* Material supplied:
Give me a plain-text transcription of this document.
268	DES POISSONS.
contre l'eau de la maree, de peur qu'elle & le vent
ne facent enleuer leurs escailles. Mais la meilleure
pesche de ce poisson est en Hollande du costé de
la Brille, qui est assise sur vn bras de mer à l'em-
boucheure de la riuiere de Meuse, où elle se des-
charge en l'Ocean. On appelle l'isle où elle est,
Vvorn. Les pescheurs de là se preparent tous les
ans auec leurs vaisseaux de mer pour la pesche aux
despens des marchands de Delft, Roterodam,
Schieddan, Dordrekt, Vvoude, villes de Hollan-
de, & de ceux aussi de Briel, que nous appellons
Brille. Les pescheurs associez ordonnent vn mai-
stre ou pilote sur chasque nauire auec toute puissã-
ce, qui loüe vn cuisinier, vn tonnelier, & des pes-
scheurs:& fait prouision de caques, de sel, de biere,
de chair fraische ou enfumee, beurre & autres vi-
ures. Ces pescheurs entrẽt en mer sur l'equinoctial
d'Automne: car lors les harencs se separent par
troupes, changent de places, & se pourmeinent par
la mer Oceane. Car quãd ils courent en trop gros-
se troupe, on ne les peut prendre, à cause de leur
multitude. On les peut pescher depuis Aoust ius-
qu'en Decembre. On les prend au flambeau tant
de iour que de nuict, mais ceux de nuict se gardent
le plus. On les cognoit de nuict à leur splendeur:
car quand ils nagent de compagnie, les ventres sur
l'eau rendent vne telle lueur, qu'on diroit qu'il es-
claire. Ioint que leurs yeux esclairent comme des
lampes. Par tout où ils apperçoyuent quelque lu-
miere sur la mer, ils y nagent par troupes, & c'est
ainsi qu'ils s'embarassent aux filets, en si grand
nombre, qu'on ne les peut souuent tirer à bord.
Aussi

* To be done:
From the records above, pick out and copy each line holding the word "pescheurs".

* Finished answer:
Vvorn. Les pescheurs de là se preparent tous les
Brille. Les pescheurs associez ordonnent vn mai-
ures. Ces pescheurs entrẽt en mer sur l'equinoctial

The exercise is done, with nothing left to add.